## YOUR OBJECTIVE
Identify the lines that contain the string "Registry" and report only how many there are.

(Figure contents as structured data)
※ ※ ※
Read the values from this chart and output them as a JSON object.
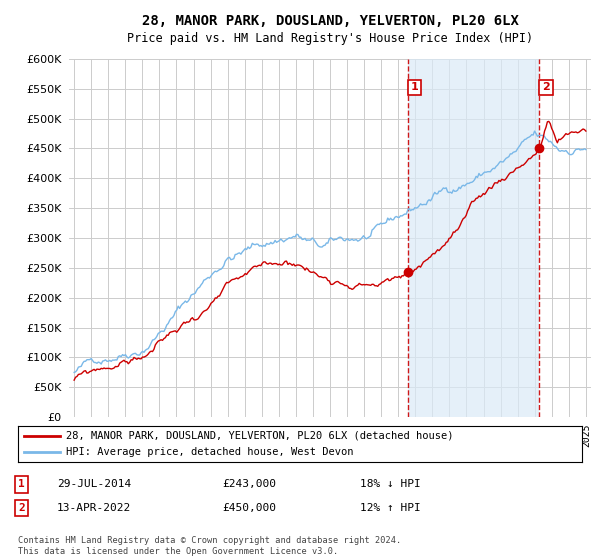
{
  "title": "28, MANOR PARK, DOUSLAND, YELVERTON, PL20 6LX",
  "subtitle": "Price paid vs. HM Land Registry's House Price Index (HPI)",
  "ylim": [
    0,
    600000
  ],
  "yticks": [
    0,
    50000,
    100000,
    150000,
    200000,
    250000,
    300000,
    350000,
    400000,
    450000,
    500000,
    550000,
    600000
  ],
  "hpi_color": "#7ab8e8",
  "price_color": "#cc0000",
  "vline_color": "#cc0000",
  "shade_color": "#daeaf7",
  "background_color": "#ffffff",
  "grid_color": "#cccccc",
  "legend_label_red": "28, MANOR PARK, DOUSLAND, YELVERTON, PL20 6LX (detached house)",
  "legend_label_blue": "HPI: Average price, detached house, West Devon",
  "sale1_label": "1",
  "sale1_date": "29-JUL-2014",
  "sale1_price": "£243,000",
  "sale1_hpi": "18% ↓ HPI",
  "sale1_year": 2014.58,
  "sale1_value": 243000,
  "sale2_label": "2",
  "sale2_date": "13-APR-2022",
  "sale2_price": "£450,000",
  "sale2_hpi": "12% ↑ HPI",
  "sale2_year": 2022.28,
  "sale2_value": 450000,
  "xstart": 1995,
  "xend": 2025,
  "footnote": "Contains HM Land Registry data © Crown copyright and database right 2024.\nThis data is licensed under the Open Government Licence v3.0."
}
※ ※ ※
## TASK OUTPUT
2